Task prompt — Can you transcribe the data exactly? Leave the pictures out.
————
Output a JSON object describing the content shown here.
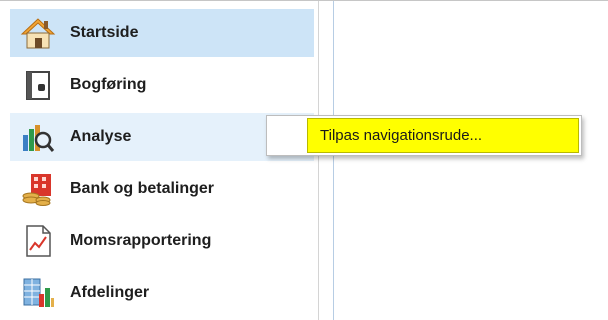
{
  "sidebar": {
    "items": [
      {
        "label": "Startside",
        "icon": "home-icon",
        "state": "selected"
      },
      {
        "label": "Bogføring",
        "icon": "ledger-book-icon",
        "state": "normal"
      },
      {
        "label": "Analyse",
        "icon": "analysis-chart-magnifier-icon",
        "state": "hover"
      },
      {
        "label": "Bank og betalinger",
        "icon": "bank-payments-icon",
        "state": "normal"
      },
      {
        "label": "Momsrapportering",
        "icon": "vat-report-icon",
        "state": "normal"
      },
      {
        "label": "Afdelinger",
        "icon": "departments-icon",
        "state": "normal"
      }
    ]
  },
  "context_menu": {
    "items": [
      {
        "label": "Tilpas navigationsrude..."
      }
    ]
  },
  "colors": {
    "selected_bg": "#cde4f7",
    "hover_bg": "#e5f1fb",
    "menu_highlight": "#ffff00"
  }
}
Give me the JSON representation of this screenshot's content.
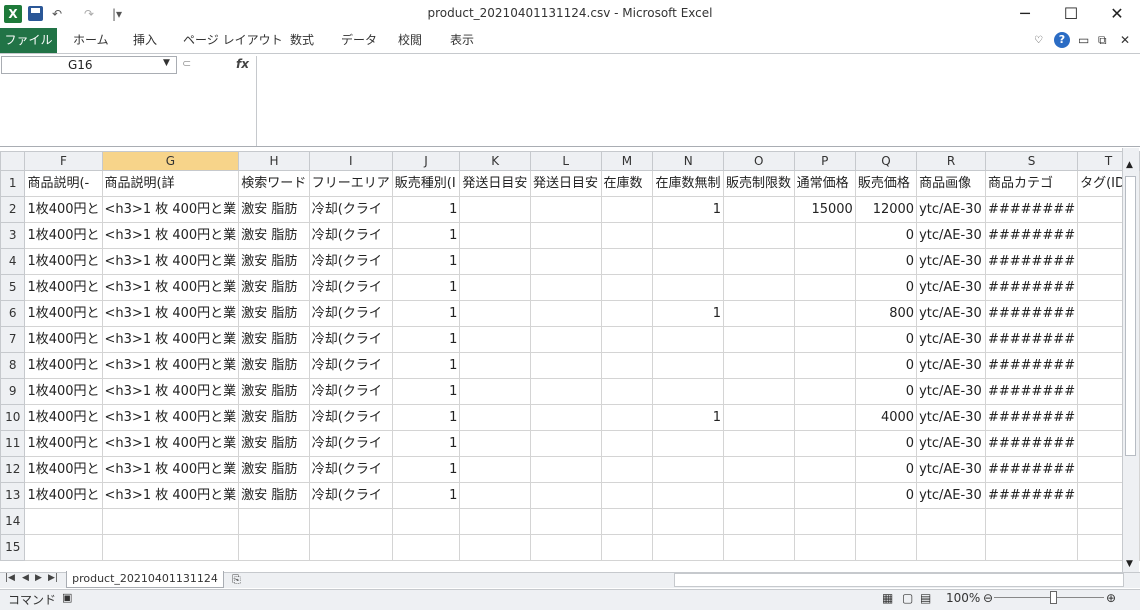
{
  "window": {
    "title": "product_20210401131124.csv  -  Microsoft Excel",
    "minimize": "─",
    "maximize": "☐",
    "close": "✕"
  },
  "quick_access": {
    "logo": "X",
    "undo": "↶",
    "redo": "↷",
    "customize": "|▾"
  },
  "ribbon": {
    "file": "ファイル",
    "tabs": [
      "ホーム",
      "挿入",
      "ページ レイアウト",
      "数式",
      "データ",
      "校閲",
      "表示"
    ]
  },
  "formula_bar": {
    "name_box": "G16",
    "fx": "fx",
    "value": ""
  },
  "columns": [
    "F",
    "G",
    "H",
    "I",
    "J",
    "K",
    "L",
    "M",
    "N",
    "O",
    "P",
    "Q",
    "R",
    "S",
    "T"
  ],
  "row_numbers": [
    "1",
    "2",
    "3",
    "4",
    "5",
    "6",
    "7",
    "8",
    "9",
    "10",
    "11",
    "12",
    "13",
    "14",
    "15"
  ],
  "header_row": [
    "商品説明(-",
    "商品説明(詳",
    "検索ワード",
    "フリーエリア",
    "販売種別(I",
    "発送日目安",
    "発送日目安",
    "在庫数",
    "在庫数無制",
    "販売制限数",
    "通常価格",
    "販売価格",
    "商品画像",
    "商品カテゴ",
    "タグ(ID)"
  ],
  "data_rows": [
    {
      "f": "1枚400円と",
      "g": "<h3>1 枚 400円と業",
      "h": "激安 脂肪",
      "i": "冷却(クライ",
      "j": "1",
      "n": "1",
      "p": "15000",
      "q": "12000",
      "r": "ytc/AE-30",
      "s": "########"
    },
    {
      "f": "1枚400円と",
      "g": "<h3>1 枚 400円と業",
      "h": "激安 脂肪",
      "i": "冷却(クライ",
      "j": "1",
      "n": "",
      "p": "",
      "q": "0",
      "r": "ytc/AE-30",
      "s": "########"
    },
    {
      "f": "1枚400円と",
      "g": "<h3>1 枚 400円と業",
      "h": "激安 脂肪",
      "i": "冷却(クライ",
      "j": "1",
      "n": "",
      "p": "",
      "q": "0",
      "r": "ytc/AE-30",
      "s": "########"
    },
    {
      "f": "1枚400円と",
      "g": "<h3>1 枚 400円と業",
      "h": "激安 脂肪",
      "i": "冷却(クライ",
      "j": "1",
      "n": "",
      "p": "",
      "q": "0",
      "r": "ytc/AE-30",
      "s": "########"
    },
    {
      "f": "1枚400円と",
      "g": "<h3>1 枚 400円と業",
      "h": "激安 脂肪",
      "i": "冷却(クライ",
      "j": "1",
      "n": "1",
      "p": "",
      "q": "800",
      "r": "ytc/AE-30",
      "s": "########"
    },
    {
      "f": "1枚400円と",
      "g": "<h3>1 枚 400円と業",
      "h": "激安 脂肪",
      "i": "冷却(クライ",
      "j": "1",
      "n": "",
      "p": "",
      "q": "0",
      "r": "ytc/AE-30",
      "s": "########"
    },
    {
      "f": "1枚400円と",
      "g": "<h3>1 枚 400円と業",
      "h": "激安 脂肪",
      "i": "冷却(クライ",
      "j": "1",
      "n": "",
      "p": "",
      "q": "0",
      "r": "ytc/AE-30",
      "s": "########"
    },
    {
      "f": "1枚400円と",
      "g": "<h3>1 枚 400円と業",
      "h": "激安 脂肪",
      "i": "冷却(クライ",
      "j": "1",
      "n": "",
      "p": "",
      "q": "0",
      "r": "ytc/AE-30",
      "s": "########"
    },
    {
      "f": "1枚400円と",
      "g": "<h3>1 枚 400円と業",
      "h": "激安 脂肪",
      "i": "冷却(クライ",
      "j": "1",
      "n": "1",
      "p": "",
      "q": "4000",
      "r": "ytc/AE-30",
      "s": "########"
    },
    {
      "f": "1枚400円と",
      "g": "<h3>1 枚 400円と業",
      "h": "激安 脂肪",
      "i": "冷却(クライ",
      "j": "1",
      "n": "",
      "p": "",
      "q": "0",
      "r": "ytc/AE-30",
      "s": "########"
    },
    {
      "f": "1枚400円と",
      "g": "<h3>1 枚 400円と業",
      "h": "激安 脂肪",
      "i": "冷却(クライ",
      "j": "1",
      "n": "",
      "p": "",
      "q": "0",
      "r": "ytc/AE-30",
      "s": "########"
    },
    {
      "f": "1枚400円と",
      "g": "<h3>1 枚 400円と業",
      "h": "激安 脂肪",
      "i": "冷却(クライ",
      "j": "1",
      "n": "",
      "p": "",
      "q": "0",
      "r": "ytc/AE-30",
      "s": "########"
    }
  ],
  "sheet_tab": "product_20210401131124",
  "status": {
    "mode": "コマンド",
    "zoom": "100%",
    "zoom_out": "⊖",
    "zoom_in": "⊕"
  },
  "colors": {
    "file_tab": "#217346",
    "selected_header": "#f7d48a",
    "header_bg": "#eef0f3"
  }
}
————
Solution to the exercise —
Output a JSON object describing the content shown here.
{
  "sidebar": {
    "items": [
      {
        "label": "Startside",
        "icon": "home-icon",
        "state": "selected"
      },
      {
        "label": "Bogføring",
        "icon": "ledger-book-icon",
        "state": "normal"
      },
      {
        "label": "Analyse",
        "icon": "analysis-chart-magnifier-icon",
        "state": "hover"
      },
      {
        "label": "Bank og betalinger",
        "icon": "bank-payments-icon",
        "state": "normal"
      },
      {
        "label": "Momsrapportering",
        "icon": "vat-report-icon",
        "state": "normal"
      },
      {
        "label": "Afdelinger",
        "icon": "departments-icon",
        "state": "normal"
      }
    ]
  },
  "context_menu": {
    "items": [
      {
        "label": "Tilpas navigationsrude..."
      }
    ]
  },
  "colors": {
    "selected_bg": "#cde4f7",
    "hover_bg": "#e5f1fb",
    "menu_highlight": "#ffff00"
  }
}
Give me the JSON representation of this screenshot's content.
{
  "window": {
    "title": "product_20210401131124.csv  -  Microsoft Excel",
    "minimize": "─",
    "maximize": "☐",
    "close": "✕"
  },
  "quick_access": {
    "logo": "X",
    "undo": "↶",
    "redo": "↷",
    "customize": "|▾"
  },
  "ribbon": {
    "file": "ファイル",
    "tabs": [
      "ホーム",
      "挿入",
      "ページ レイアウト",
      "数式",
      "データ",
      "校閲",
      "表示"
    ]
  },
  "formula_bar": {
    "name_box": "G16",
    "fx": "fx",
    "value": ""
  },
  "columns": [
    "F",
    "G",
    "H",
    "I",
    "J",
    "K",
    "L",
    "M",
    "N",
    "O",
    "P",
    "Q",
    "R",
    "S",
    "T"
  ],
  "row_numbers": [
    "1",
    "2",
    "3",
    "4",
    "5",
    "6",
    "7",
    "8",
    "9",
    "10",
    "11",
    "12",
    "13",
    "14",
    "15"
  ],
  "header_row": [
    "商品説明(-",
    "商品説明(詳",
    "検索ワード",
    "フリーエリア",
    "販売種別(I",
    "発送日目安",
    "発送日目安",
    "在庫数",
    "在庫数無制",
    "販売制限数",
    "通常価格",
    "販売価格",
    "商品画像",
    "商品カテゴ",
    "タグ(ID)"
  ],
  "data_rows": [
    {
      "f": "1枚400円と",
      "g": "<h3>1 枚 400円と業",
      "h": "激安 脂肪",
      "i": "冷却(クライ",
      "j": "1",
      "n": "1",
      "p": "15000",
      "q": "12000",
      "r": "ytc/AE-30",
      "s": "########"
    },
    {
      "f": "1枚400円と",
      "g": "<h3>1 枚 400円と業",
      "h": "激安 脂肪",
      "i": "冷却(クライ",
      "j": "1",
      "n": "",
      "p": "",
      "q": "0",
      "r": "ytc/AE-30",
      "s": "########"
    },
    {
      "f": "1枚400円と",
      "g": "<h3>1 枚 400円と業",
      "h": "激安 脂肪",
      "i": "冷却(クライ",
      "j": "1",
      "n": "",
      "p": "",
      "q": "0",
      "r": "ytc/AE-30",
      "s": "########"
    },
    {
      "f": "1枚400円と",
      "g": "<h3>1 枚 400円と業",
      "h": "激安 脂肪",
      "i": "冷却(クライ",
      "j": "1",
      "n": "",
      "p": "",
      "q": "0",
      "r": "ytc/AE-30",
      "s": "########"
    },
    {
      "f": "1枚400円と",
      "g": "<h3>1 枚 400円と業",
      "h": "激安 脂肪",
      "i": "冷却(クライ",
      "j": "1",
      "n": "1",
      "p": "",
      "q": "800",
      "r": "ytc/AE-30",
      "s": "########"
    },
    {
      "f": "1枚400円と",
      "g": "<h3>1 枚 400円と業",
      "h": "激安 脂肪",
      "i": "冷却(クライ",
      "j": "1",
      "n": "",
      "p": "",
      "q": "0",
      "r": "ytc/AE-30",
      "s": "########"
    },
    {
      "f": "1枚400円と",
      "g": "<h3>1 枚 400円と業",
      "h": "激安 脂肪",
      "i": "冷却(クライ",
      "j": "1",
      "n": "",
      "p": "",
      "q": "0",
      "r": "ytc/AE-30",
      "s": "########"
    },
    {
      "f": "1枚400円と",
      "g": "<h3>1 枚 400円と業",
      "h": "激安 脂肪",
      "i": "冷却(クライ",
      "j": "1",
      "n": "",
      "p": "",
      "q": "0",
      "r": "ytc/AE-30",
      "s": "########"
    },
    {
      "f": "1枚400円と",
      "g": "<h3>1 枚 400円と業",
      "h": "激安 脂肪",
      "i": "冷却(クライ",
      "j": "1",
      "n": "1",
      "p": "",
      "q": "4000",
      "r": "ytc/AE-30",
      "s": "########"
    },
    {
      "f": "1枚400円と",
      "g": "<h3>1 枚 400円と業",
      "h": "激安 脂肪",
      "i": "冷却(クライ",
      "j": "1",
      "n": "",
      "p": "",
      "q": "0",
      "r": "ytc/AE-30",
      "s": "########"
    },
    {
      "f": "1枚400円と",
      "g": "<h3>1 枚 400円と業",
      "h": "激安 脂肪",
      "i": "冷却(クライ",
      "j": "1",
      "n": "",
      "p": "",
      "q": "0",
      "r": "ytc/AE-30",
      "s": "########"
    },
    {
      "f": "1枚400円と",
      "g": "<h3>1 枚 400円と業",
      "h": "激安 脂肪",
      "i": "冷却(クライ",
      "j": "1",
      "n": "",
      "p": "",
      "q": "0",
      "r": "ytc/AE-30",
      "s": "########"
    }
  ],
  "sheet_tab": "product_20210401131124",
  "status": {
    "mode": "コマンド",
    "zoom": "100%",
    "zoom_out": "⊖",
    "zoom_in": "⊕"
  },
  "colors": {
    "file_tab": "#217346",
    "selected_header": "#f7d48a",
    "header_bg": "#eef0f3"
  }
}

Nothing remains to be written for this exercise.